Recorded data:
◇ ◇ ◇
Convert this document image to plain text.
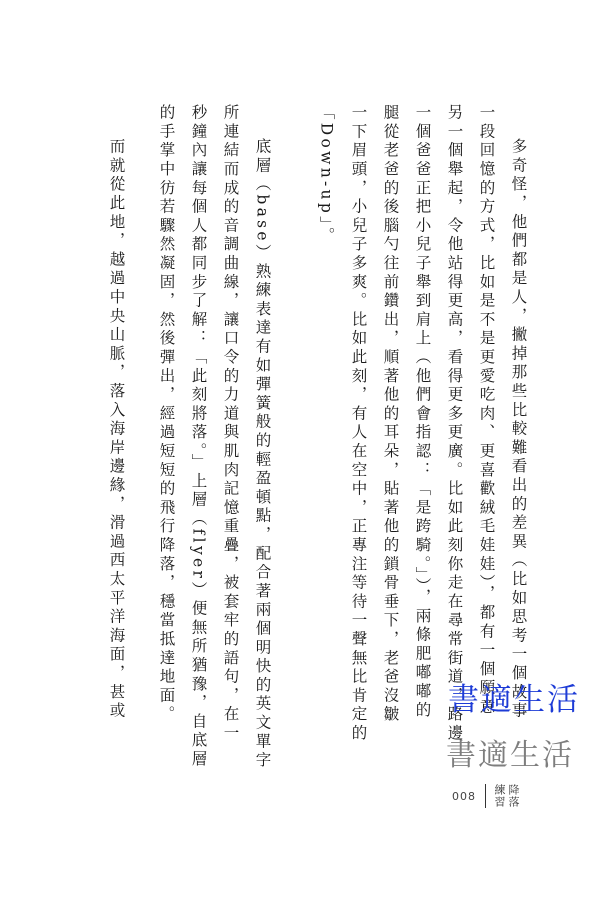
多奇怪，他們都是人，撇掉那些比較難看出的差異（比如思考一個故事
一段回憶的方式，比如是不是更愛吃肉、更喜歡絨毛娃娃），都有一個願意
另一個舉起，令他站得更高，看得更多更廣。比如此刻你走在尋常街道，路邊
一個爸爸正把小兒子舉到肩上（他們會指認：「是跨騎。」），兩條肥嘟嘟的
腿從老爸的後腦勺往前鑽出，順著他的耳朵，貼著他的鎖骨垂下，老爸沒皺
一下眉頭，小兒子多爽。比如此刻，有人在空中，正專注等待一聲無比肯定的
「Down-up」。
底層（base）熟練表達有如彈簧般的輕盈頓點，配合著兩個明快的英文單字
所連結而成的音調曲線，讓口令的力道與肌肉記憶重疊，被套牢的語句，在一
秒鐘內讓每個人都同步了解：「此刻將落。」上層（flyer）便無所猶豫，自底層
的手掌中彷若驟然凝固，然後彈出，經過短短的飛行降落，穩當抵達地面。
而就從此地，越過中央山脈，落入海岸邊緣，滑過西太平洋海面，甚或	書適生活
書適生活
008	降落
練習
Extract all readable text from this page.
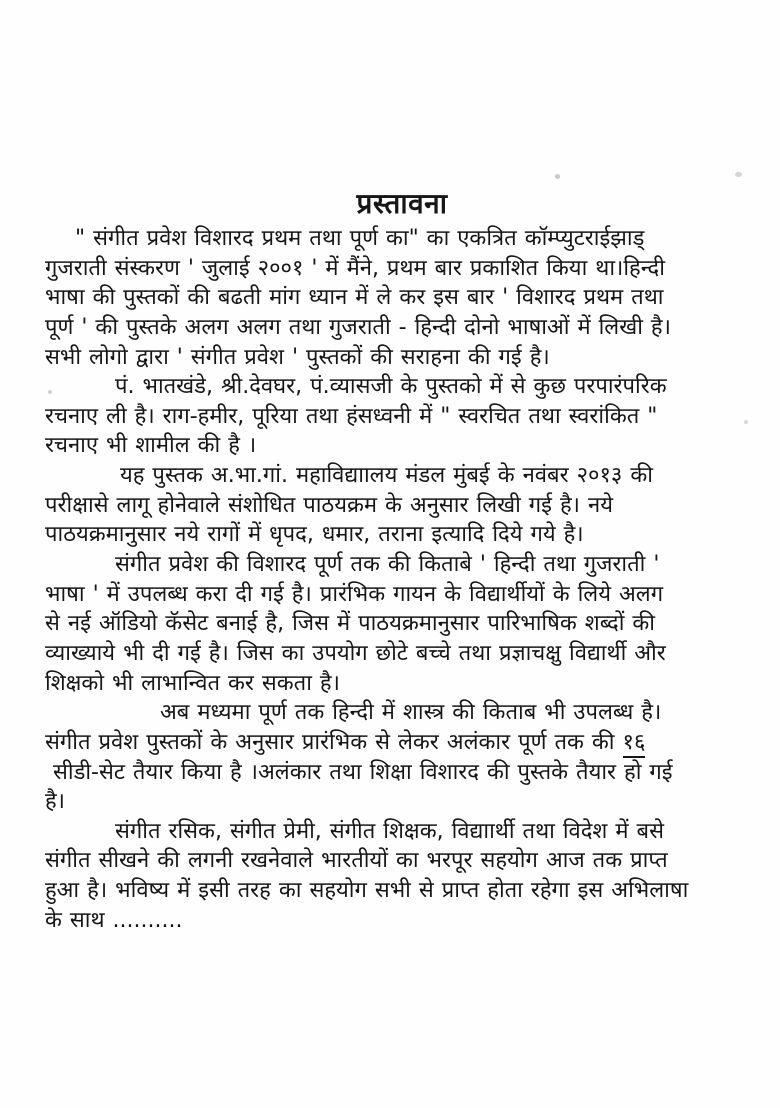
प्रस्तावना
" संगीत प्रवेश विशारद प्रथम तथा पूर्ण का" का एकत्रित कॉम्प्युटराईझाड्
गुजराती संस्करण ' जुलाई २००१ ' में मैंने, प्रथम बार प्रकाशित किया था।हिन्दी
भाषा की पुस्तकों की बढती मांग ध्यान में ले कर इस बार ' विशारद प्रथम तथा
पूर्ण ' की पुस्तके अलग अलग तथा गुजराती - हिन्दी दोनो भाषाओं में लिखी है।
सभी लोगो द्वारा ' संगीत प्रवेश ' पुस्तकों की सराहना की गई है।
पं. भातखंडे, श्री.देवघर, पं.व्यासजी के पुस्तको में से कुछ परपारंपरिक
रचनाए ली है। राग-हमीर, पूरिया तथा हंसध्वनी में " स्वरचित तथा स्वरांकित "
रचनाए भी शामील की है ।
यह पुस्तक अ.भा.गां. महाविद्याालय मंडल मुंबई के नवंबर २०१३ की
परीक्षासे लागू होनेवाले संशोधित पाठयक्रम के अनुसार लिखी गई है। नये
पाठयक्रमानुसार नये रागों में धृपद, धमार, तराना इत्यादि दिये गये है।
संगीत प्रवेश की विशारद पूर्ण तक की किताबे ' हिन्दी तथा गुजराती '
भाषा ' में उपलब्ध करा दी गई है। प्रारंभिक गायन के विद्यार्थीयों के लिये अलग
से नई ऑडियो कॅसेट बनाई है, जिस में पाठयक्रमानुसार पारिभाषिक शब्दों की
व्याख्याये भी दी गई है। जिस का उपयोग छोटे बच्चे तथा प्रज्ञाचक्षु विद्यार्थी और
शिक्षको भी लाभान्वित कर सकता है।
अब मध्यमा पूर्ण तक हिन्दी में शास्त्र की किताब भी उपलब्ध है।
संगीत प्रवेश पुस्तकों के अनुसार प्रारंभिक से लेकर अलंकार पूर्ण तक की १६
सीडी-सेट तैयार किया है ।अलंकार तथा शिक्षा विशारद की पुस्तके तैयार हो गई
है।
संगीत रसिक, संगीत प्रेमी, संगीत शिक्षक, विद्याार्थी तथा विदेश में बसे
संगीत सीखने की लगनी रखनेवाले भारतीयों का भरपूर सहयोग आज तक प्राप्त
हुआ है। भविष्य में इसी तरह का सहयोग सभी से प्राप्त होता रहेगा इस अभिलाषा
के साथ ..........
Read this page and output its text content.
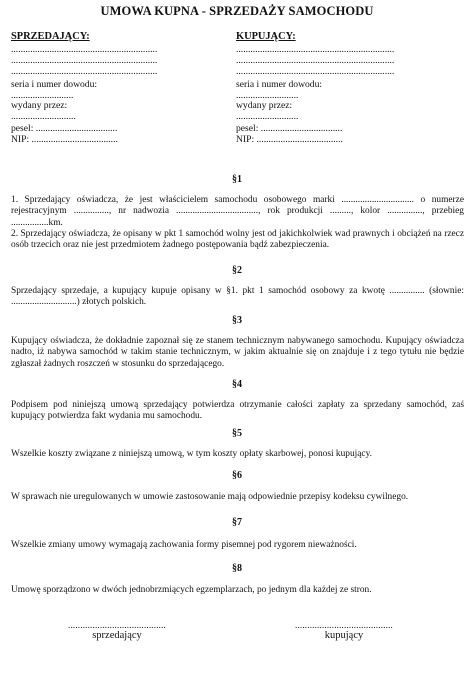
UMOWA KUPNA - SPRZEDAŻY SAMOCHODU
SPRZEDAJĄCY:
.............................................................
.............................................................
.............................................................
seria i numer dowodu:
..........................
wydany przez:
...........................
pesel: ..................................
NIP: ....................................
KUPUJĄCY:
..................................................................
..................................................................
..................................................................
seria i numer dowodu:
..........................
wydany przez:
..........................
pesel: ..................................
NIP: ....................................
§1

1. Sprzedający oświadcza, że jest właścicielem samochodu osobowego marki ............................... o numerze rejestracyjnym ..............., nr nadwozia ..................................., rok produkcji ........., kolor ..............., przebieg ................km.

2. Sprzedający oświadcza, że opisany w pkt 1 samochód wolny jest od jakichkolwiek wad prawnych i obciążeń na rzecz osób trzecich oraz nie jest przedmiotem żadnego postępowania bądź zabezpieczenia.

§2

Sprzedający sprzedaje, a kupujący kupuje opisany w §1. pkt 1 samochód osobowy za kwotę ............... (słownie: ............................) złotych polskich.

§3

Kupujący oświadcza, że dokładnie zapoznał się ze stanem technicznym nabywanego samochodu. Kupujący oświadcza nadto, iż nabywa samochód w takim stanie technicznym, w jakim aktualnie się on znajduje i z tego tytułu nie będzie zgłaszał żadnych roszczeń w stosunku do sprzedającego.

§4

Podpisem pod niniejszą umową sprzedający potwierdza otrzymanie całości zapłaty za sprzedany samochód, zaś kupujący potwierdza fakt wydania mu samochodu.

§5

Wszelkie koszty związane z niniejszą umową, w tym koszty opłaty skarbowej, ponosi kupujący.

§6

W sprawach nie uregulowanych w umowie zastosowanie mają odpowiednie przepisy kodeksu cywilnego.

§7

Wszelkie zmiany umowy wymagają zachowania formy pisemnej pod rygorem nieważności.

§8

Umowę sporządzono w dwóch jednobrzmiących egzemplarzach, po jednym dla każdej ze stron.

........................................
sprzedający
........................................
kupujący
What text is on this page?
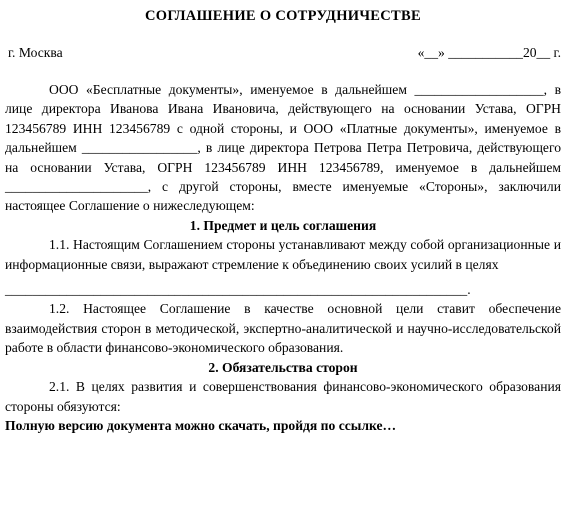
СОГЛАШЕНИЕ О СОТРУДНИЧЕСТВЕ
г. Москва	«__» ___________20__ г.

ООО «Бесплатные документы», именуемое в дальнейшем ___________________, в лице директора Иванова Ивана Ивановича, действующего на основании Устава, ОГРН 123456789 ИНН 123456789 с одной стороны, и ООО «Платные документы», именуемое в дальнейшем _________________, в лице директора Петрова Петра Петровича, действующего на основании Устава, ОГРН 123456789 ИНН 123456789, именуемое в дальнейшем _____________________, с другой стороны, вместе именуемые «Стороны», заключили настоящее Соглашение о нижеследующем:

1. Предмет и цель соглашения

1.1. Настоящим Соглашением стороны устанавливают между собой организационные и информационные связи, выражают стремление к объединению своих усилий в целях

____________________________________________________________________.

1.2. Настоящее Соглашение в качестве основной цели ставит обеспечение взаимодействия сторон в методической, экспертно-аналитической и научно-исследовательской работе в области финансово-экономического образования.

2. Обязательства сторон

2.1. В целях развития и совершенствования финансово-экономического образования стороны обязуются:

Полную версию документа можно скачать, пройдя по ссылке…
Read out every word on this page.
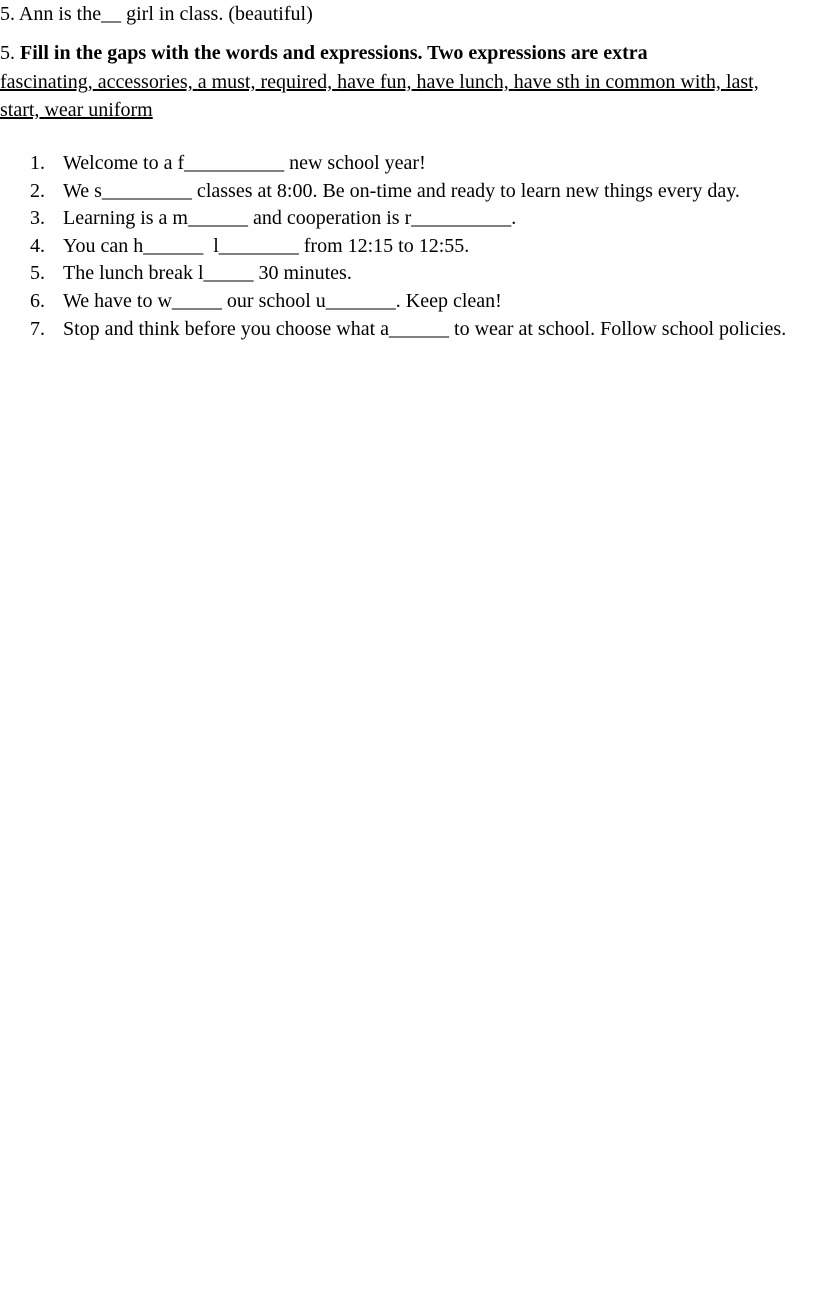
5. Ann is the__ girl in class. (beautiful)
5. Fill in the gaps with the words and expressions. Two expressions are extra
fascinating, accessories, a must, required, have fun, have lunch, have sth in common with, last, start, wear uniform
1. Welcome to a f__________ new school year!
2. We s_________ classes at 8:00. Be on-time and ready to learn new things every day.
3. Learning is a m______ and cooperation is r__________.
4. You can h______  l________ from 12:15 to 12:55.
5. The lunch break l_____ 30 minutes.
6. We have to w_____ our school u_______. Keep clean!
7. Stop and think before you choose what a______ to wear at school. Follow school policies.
◇ ◇ ◇
Quote every line word for word and keep the images out of the copy.

Convert this document image to plain text.
多奇怪，他們都是人，撇掉那些比較難看出的差異（比如思考一個故事
一段回憶的方式，比如是不是更愛吃肉、更喜歡絨毛娃娃），都有一個願意
另一個舉起，令他站得更高，看得更多更廣。比如此刻你走在尋常街道，路邊
一個爸爸正把小兒子舉到肩上（他們會指認：「是跨騎。」），兩條肥嘟嘟的
腿從老爸的後腦勺往前鑽出，順著他的耳朵，貼著他的鎖骨垂下，老爸沒皺
一下眉頭，小兒子多爽。比如此刻，有人在空中，正專注等待一聲無比肯定的
「Down-up」。
底層（base）熟練表達有如彈簧般的輕盈頓點，配合著兩個明快的英文單字
所連結而成的音調曲線，讓口令的力道與肌肉記憶重疊，被套牢的語句，在一
秒鐘內讓每個人都同步了解：「此刻將落。」上層（flyer）便無所猶豫，自底層
的手掌中彷若驟然凝固，然後彈出，經過短短的飛行降落，穩當抵達地面。
而就從此地，越過中央山脈，落入海岸邊緣，滑過西太平洋海面，甚或	書適生活
書適生活
008	降落
練習
Extract all readable text from this page.
प्रस्तावना
" संगीत प्रवेश विशारद प्रथम तथा पूर्ण का" का एकत्रित कॉम्प्युटराईझाड्
गुजराती संस्करण ' जुलाई २००१ ' में मैंने, प्रथम बार प्रकाशित किया था।हिन्दी
भाषा की पुस्तकों की बढती मांग ध्यान में ले कर इस बार ' विशारद प्रथम तथा
पूर्ण ' की पुस्तके अलग अलग तथा गुजराती - हिन्दी दोनो भाषाओं में लिखी है।
सभी लोगो द्वारा ' संगीत प्रवेश ' पुस्तकों की सराहना की गई है।
पं. भातखंडे, श्री.देवघर, पं.व्यासजी के पुस्तको में से कुछ परपारंपरिक
रचनाए ली है। राग-हमीर, पूरिया तथा हंसध्वनी में " स्वरचित तथा स्वरांकित "
रचनाए भी शामील की है ।
यह पुस्तक अ.भा.गां. महाविद्याालय मंडल मुंबई के नवंबर २०१३ की
परीक्षासे लागू होनेवाले संशोधित पाठयक्रम के अनुसार लिखी गई है। नये
पाठयक्रमानुसार नये रागों में धृपद, धमार, तराना इत्यादि दिये गये है।
संगीत प्रवेश की विशारद पूर्ण तक की किताबे ' हिन्दी तथा गुजराती '
भाषा ' में उपलब्ध करा दी गई है। प्रारंभिक गायन के विद्यार्थीयों के लिये अलग
से नई ऑडियो कॅसेट बनाई है, जिस में पाठयक्रमानुसार पारिभाषिक शब्दों की
व्याख्याये भी दी गई है। जिस का उपयोग छोटे बच्चे तथा प्रज्ञाचक्षु विद्यार्थी और
शिक्षको भी लाभान्वित कर सकता है।
अब मध्यमा पूर्ण तक हिन्दी में शास्त्र की किताब भी उपलब्ध है।
संगीत प्रवेश पुस्तकों के अनुसार प्रारंभिक से लेकर अलंकार पूर्ण तक की १६
सीडी-सेट तैयार किया है ।अलंकार तथा शिक्षा विशारद की पुस्तके तैयार हो गई
है।
संगीत रसिक, संगीत प्रेमी, संगीत शिक्षक, विद्याार्थी तथा विदेश में बसे
संगीत सीखने की लगनी रखनेवाले भारतीयों का भरपूर सहयोग आज तक प्राप्त
हुआ है। भविष्य में इसी तरह का सहयोग सभी से प्राप्त होता रहेगा इस अभिलाषा
के साथ ..........
Read this page and output its text content.
UMOWA KUPNA - SPRZEDAŻY SAMOCHODU
SPRZEDAJĄCY:
.............................................................
.............................................................
.............................................................
seria i numer dowodu:
..........................
wydany przez:
...........................
pesel: ..................................
NIP: ....................................
KUPUJĄCY:
..................................................................
..................................................................
..................................................................
seria i numer dowodu:
..........................
wydany przez:
..........................
pesel: ..................................
NIP: ....................................
§1

1. Sprzedający oświadcza, że jest właścicielem samochodu osobowego marki ............................... o numerze rejestracyjnym ..............., nr nadwozia ..................................., rok produkcji ........., kolor ..............., przebieg ................km.

2. Sprzedający oświadcza, że opisany w pkt 1 samochód wolny jest od jakichkolwiek wad prawnych i obciążeń na rzecz osób trzecich oraz nie jest przedmiotem żadnego postępowania bądź zabezpieczenia.

§2

Sprzedający sprzedaje, a kupujący kupuje opisany w §1. pkt 1 samochód osobowy za kwotę ............... (słownie: ............................) złotych polskich.

§3

Kupujący oświadcza, że dokładnie zapoznał się ze stanem technicznym nabywanego samochodu. Kupujący oświadcza nadto, iż nabywa samochód w takim stanie technicznym, w jakim aktualnie się on znajduje i z tego tytułu nie będzie zgłaszał żadnych roszczeń w stosunku do sprzedającego.

§4

Podpisem pod niniejszą umową sprzedający potwierdza otrzymanie całości zapłaty za sprzedany samochód, zaś kupujący potwierdza fakt wydania mu samochodu.

§5

Wszelkie koszty związane z niniejszą umową, w tym koszty opłaty skarbowej, ponosi kupujący.

§6

W sprawach nie uregulowanych w umowie zastosowanie mają odpowiednie przepisy kodeksu cywilnego.

§7

Wszelkie zmiany umowy wymagają zachowania formy pisemnej pod rygorem nieważności.

§8

Umowę sporządzono w dwóch jednobrzmiących egzemplarzach, po jednym dla każdej ze stron.

........................................
sprzedający
........................................
kupujący
What text is on this page?
СОГЛАШЕНИЕ О СОТРУДНИЧЕСТВЕ
г. Москва	«__» ___________20__ г.

ООО «Бесплатные документы», именуемое в дальнейшем ___________________, в лице директора Иванова Ивана Ивановича, действующего на основании Устава, ОГРН 123456789 ИНН 123456789 с одной стороны, и ООО «Платные документы», именуемое в дальнейшем _________________, в лице директора Петрова Петра Петровича, действующего на основании Устава, ОГРН 123456789 ИНН 123456789, именуемое в дальнейшем _____________________, с другой стороны, вместе именуемые «Стороны», заключили настоящее Соглашение о нижеследующем:

1. Предмет и цель соглашения

1.1. Настоящим Соглашением стороны устанавливают между собой организационные и информационные связи, выражают стремление к объединению своих усилий в целях

____________________________________________________________________.

1.2. Настоящее Соглашение в качестве основной цели ставит обеспечение взаимодействия сторон в методической, экспертно-аналитической и научно-исследовательской работе в области финансово-экономического образования.

2. Обязательства сторон

2.1. В целях развития и совершенствования финансово-экономического образования стороны обязуются:

Полную версию документа можно скачать, пройдя по ссылке…
Read out every word on this page.
5. Ann is the__ girl in class. (beautiful)
5. Fill in the gaps with the words and expressions. Two expressions are extra
fascinating, accessories, a must, required, have fun, have lunch, have sth in common with, last, start, wear uniform
1. Welcome to a f__________ new school year!
2. We s_________ classes at 8:00. Be on-time and ready to learn new things every day.
3. Learning is a m______ and cooperation is r__________.
4. You can h______  l________ from 12:15 to 12:55.
5. The lunch break l_____ 30 minutes.
6. We have to w_____ our school u_______. Keep clean!
7. Stop and think before you choose what a______ to wear at school. Follow school policies.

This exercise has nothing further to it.